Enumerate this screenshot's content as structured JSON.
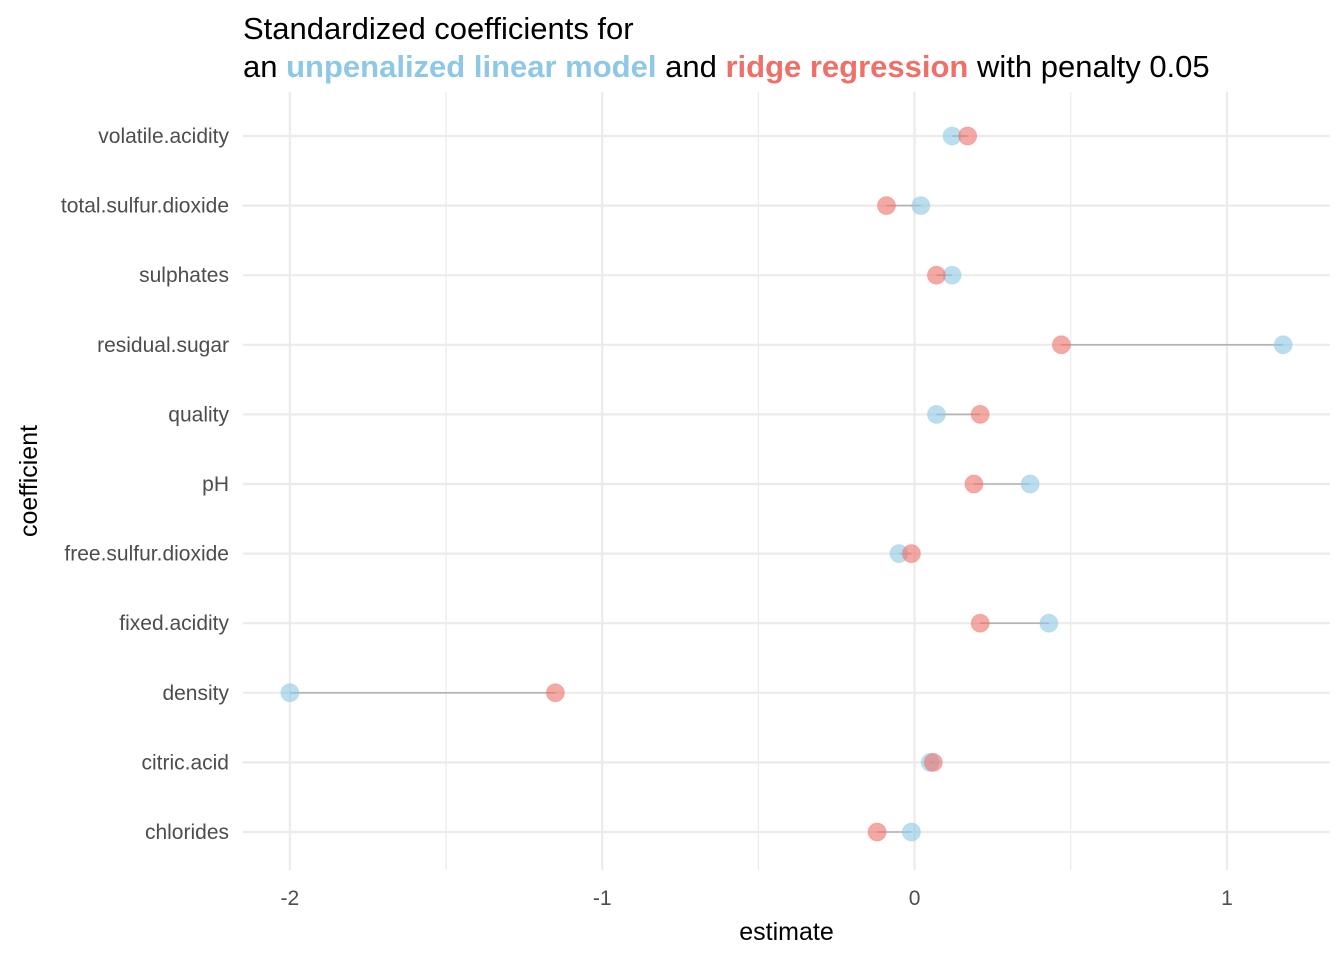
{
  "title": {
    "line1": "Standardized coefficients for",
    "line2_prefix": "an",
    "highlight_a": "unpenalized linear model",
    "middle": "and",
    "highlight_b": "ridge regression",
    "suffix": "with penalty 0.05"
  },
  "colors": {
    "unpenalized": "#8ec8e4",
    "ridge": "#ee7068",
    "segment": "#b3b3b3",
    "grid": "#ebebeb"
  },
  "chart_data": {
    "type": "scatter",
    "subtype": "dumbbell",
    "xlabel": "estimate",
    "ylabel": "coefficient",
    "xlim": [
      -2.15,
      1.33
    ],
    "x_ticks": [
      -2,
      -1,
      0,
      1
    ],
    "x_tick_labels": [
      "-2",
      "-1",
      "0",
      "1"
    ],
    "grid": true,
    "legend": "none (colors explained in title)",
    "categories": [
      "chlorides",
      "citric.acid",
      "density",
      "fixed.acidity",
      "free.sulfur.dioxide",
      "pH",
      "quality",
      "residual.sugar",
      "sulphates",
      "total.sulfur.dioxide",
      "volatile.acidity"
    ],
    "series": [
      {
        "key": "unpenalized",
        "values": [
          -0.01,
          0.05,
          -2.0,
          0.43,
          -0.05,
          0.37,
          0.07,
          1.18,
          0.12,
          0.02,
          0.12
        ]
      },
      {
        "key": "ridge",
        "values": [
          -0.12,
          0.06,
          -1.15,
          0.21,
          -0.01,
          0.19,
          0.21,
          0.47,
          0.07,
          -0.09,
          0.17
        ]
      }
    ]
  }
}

* * *

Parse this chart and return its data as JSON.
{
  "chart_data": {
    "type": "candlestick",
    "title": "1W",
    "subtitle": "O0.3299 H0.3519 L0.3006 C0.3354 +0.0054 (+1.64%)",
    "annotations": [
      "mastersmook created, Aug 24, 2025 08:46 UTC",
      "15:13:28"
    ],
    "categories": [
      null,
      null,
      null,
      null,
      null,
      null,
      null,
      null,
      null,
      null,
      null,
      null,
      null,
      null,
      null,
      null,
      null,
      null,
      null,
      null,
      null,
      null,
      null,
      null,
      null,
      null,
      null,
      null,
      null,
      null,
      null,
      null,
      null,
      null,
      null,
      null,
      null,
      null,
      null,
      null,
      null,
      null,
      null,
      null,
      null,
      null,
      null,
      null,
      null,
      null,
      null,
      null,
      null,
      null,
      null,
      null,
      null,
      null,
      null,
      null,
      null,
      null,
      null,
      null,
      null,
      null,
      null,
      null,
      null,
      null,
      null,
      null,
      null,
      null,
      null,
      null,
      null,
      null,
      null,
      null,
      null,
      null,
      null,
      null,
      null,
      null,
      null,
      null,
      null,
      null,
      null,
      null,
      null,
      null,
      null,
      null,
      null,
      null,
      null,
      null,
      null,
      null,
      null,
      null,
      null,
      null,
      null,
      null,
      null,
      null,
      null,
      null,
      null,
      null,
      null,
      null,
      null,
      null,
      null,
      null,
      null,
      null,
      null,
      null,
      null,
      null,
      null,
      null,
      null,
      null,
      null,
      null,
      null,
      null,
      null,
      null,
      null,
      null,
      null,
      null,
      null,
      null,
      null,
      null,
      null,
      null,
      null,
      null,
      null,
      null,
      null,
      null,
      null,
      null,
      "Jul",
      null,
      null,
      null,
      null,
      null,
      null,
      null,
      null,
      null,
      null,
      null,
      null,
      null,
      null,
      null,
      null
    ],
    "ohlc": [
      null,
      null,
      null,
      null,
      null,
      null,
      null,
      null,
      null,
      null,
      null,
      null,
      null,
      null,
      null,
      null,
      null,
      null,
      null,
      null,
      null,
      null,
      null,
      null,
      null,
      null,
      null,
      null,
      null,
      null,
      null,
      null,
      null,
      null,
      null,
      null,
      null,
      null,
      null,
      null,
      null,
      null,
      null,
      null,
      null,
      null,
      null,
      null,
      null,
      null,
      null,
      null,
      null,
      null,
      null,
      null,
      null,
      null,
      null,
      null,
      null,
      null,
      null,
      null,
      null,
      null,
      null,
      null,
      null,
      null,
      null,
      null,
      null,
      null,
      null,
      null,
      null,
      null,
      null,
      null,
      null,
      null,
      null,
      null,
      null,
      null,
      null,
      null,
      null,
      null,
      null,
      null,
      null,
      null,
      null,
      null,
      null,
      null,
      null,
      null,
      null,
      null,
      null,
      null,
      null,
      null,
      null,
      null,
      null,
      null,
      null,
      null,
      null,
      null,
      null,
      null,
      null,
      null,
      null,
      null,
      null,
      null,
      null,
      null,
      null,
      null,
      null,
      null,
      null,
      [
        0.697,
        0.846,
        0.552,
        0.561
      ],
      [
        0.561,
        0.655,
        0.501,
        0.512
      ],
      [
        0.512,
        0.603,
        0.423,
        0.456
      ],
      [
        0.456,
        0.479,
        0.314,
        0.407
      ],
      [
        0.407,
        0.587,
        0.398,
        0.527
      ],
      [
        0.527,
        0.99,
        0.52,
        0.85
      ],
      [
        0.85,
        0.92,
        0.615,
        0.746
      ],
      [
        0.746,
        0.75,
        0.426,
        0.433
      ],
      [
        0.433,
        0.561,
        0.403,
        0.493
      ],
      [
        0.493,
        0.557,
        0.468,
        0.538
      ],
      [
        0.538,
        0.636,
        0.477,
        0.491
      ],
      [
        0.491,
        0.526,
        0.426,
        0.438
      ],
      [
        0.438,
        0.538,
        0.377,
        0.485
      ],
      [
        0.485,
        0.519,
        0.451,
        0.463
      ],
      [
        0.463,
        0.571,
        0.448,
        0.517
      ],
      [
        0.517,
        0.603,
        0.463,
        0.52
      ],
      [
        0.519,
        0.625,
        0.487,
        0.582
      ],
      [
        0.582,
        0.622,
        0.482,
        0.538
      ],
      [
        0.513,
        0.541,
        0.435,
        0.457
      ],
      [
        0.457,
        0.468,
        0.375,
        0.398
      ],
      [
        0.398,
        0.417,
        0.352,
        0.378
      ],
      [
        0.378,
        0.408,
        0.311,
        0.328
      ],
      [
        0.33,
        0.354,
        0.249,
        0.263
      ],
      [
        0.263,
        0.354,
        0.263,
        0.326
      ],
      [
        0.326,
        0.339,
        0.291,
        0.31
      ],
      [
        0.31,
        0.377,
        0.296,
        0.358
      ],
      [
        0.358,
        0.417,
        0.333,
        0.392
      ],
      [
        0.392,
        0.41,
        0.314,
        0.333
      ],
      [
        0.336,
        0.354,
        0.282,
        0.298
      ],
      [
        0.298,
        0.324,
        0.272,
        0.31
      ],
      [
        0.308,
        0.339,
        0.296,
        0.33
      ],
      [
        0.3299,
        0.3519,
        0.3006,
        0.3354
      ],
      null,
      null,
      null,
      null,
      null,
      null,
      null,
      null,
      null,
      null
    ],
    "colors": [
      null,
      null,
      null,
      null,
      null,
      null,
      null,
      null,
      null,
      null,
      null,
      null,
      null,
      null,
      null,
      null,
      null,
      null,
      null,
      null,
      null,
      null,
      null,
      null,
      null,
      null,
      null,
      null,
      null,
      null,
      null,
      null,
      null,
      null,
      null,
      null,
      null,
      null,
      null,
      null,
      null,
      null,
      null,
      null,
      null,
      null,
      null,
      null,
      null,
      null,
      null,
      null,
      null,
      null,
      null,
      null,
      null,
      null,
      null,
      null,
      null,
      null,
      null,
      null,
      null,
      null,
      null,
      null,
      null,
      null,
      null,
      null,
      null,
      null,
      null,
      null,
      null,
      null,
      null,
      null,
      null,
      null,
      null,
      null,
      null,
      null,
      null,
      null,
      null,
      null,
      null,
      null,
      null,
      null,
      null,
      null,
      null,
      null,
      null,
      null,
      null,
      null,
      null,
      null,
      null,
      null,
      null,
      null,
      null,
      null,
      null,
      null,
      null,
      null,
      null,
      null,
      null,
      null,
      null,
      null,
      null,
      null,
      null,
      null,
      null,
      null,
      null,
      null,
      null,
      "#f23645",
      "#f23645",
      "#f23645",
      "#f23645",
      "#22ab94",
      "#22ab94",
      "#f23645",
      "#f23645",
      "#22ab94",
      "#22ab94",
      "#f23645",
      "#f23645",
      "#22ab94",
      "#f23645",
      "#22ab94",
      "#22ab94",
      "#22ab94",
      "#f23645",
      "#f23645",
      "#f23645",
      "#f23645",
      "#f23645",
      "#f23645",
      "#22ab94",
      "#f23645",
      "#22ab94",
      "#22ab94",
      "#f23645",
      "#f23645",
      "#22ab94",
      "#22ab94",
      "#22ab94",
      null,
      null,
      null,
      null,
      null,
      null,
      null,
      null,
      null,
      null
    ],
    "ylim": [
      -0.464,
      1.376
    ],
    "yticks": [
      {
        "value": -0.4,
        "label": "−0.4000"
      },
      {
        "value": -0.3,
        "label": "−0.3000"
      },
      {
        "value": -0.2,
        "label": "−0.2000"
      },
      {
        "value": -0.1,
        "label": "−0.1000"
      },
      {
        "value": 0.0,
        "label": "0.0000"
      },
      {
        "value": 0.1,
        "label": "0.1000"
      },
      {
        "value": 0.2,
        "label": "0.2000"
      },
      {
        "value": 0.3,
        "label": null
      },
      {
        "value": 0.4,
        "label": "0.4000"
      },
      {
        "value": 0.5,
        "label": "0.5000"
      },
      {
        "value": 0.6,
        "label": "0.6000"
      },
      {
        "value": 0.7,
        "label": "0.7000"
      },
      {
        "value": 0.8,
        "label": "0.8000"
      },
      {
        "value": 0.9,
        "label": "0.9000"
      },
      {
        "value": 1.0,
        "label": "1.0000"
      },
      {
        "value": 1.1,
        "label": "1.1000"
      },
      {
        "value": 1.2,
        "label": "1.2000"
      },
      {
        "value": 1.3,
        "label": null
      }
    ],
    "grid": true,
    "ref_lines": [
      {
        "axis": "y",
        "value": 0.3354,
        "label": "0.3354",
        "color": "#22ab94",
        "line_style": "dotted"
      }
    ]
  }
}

* * *

• [Description of the task]:
Show the lines where the word "unpenalized" appears in the entries.

• [Full response]:
    "highlight_a": "unpenalized linear model",
    "unpenalized": "#8ec8e4",
        "key": "unpenalized",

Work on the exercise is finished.